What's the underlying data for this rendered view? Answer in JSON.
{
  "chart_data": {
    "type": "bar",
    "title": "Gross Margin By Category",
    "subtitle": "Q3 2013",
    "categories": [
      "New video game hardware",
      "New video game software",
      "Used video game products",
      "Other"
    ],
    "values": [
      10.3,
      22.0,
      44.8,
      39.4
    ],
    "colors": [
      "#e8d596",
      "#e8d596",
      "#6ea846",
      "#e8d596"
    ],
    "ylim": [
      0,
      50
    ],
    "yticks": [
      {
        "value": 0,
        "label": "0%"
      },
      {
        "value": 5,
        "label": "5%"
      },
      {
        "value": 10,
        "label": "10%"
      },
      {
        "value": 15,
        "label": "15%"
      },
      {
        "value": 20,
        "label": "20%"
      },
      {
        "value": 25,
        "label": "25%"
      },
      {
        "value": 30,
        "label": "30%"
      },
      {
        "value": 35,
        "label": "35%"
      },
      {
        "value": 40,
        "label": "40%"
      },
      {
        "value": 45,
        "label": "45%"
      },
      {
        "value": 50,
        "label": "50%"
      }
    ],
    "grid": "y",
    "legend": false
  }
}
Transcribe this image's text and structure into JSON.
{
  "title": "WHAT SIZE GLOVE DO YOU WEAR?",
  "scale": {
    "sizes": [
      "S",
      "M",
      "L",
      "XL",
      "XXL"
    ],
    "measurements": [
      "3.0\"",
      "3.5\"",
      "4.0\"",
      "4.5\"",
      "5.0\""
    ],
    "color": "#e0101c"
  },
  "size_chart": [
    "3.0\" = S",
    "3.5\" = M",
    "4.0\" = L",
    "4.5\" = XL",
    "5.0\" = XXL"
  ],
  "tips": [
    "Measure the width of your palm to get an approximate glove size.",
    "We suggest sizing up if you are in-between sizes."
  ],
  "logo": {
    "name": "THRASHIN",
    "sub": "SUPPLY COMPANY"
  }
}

• • • • •

• [TASK OBJECTIVE]
Output every entry shown above, exactly.

• [CORRECT ANSWER]
What's the underlying data for this rendered view? Answer in JSON.
{
  "chart_data": {
    "type": "bar",
    "title": "Gross Margin By Category",
    "subtitle": "Q3 2013",
    "categories": [
      "New video game hardware",
      "New video game software",
      "Used video game products",
      "Other"
    ],
    "values": [
      10.3,
      22.0,
      44.8,
      39.4
    ],
    "colors": [
      "#e8d596",
      "#e8d596",
      "#6ea846",
      "#e8d596"
    ],
    "ylim": [
      0,
      50
    ],
    "yticks": [
      {
        "value": 0,
        "label": "0%"
      },
      {
        "value": 5,
        "label": "5%"
      },
      {
        "value": 10,
        "label": "10%"
      },
      {
        "value": 15,
        "label": "15%"
      },
      {
        "value": 20,
        "label": "20%"
      },
      {
        "value": 25,
        "label": "25%"
      },
      {
        "value": 30,
        "label": "30%"
      },
      {
        "value": 35,
        "label": "35%"
      },
      {
        "value": 40,
        "label": "40%"
      },
      {
        "value": 45,
        "label": "45%"
      },
      {
        "value": 50,
        "label": "50%"
      }
    ],
    "grid": "y",
    "legend": false
  }
}
Transcribe this image's text and structure into JSON.
{
  "title": "WHAT SIZE GLOVE DO YOU WEAR?",
  "scale": {
    "sizes": [
      "S",
      "M",
      "L",
      "XL",
      "XXL"
    ],
    "measurements": [
      "3.0\"",
      "3.5\"",
      "4.0\"",
      "4.5\"",
      "5.0\""
    ],
    "color": "#e0101c"
  },
  "size_chart": [
    "3.0\" = S",
    "3.5\" = M",
    "4.0\" = L",
    "4.5\" = XL",
    "5.0\" = XXL"
  ],
  "tips": [
    "Measure the width of your palm to get an approximate glove size.",
    "We suggest sizing up if you are in-between sizes."
  ],
  "logo": {
    "name": "THRASHIN",
    "sub": "SUPPLY COMPANY"
  }
}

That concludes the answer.